Collection entries:
## start
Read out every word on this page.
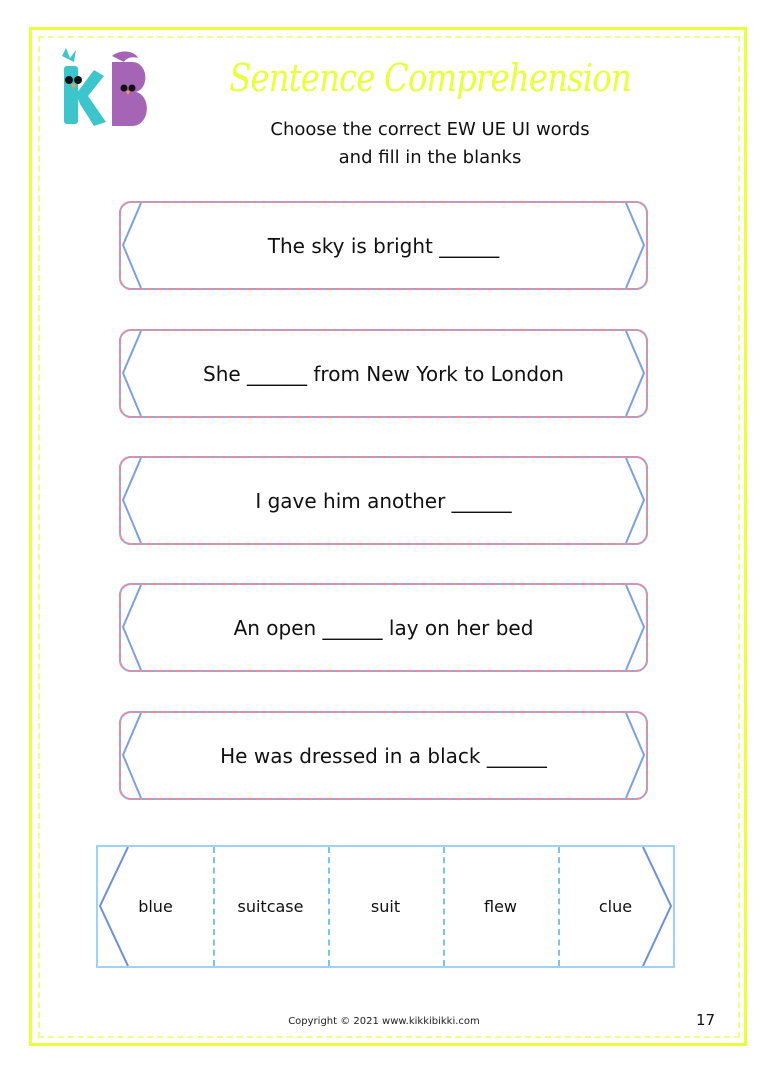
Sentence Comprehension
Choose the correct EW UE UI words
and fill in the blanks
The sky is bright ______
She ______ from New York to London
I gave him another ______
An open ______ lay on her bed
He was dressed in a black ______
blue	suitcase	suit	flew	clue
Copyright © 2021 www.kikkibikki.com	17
## end
» **Prompt**
Give back the whole listing as it stands, minus its pictures.

» **Exercise answer**
Read out every word on this page.
Sentence Comprehension
Choose the correct EW UE UI words
and fill in the blanks
The sky is bright ______
She ______ from New York to London
I gave him another ______
An open ______ lay on her bed
He was dressed in a black ______
blue	suitcase	suit	flew	clue
Copyright © 2021 www.kikkibikki.com	17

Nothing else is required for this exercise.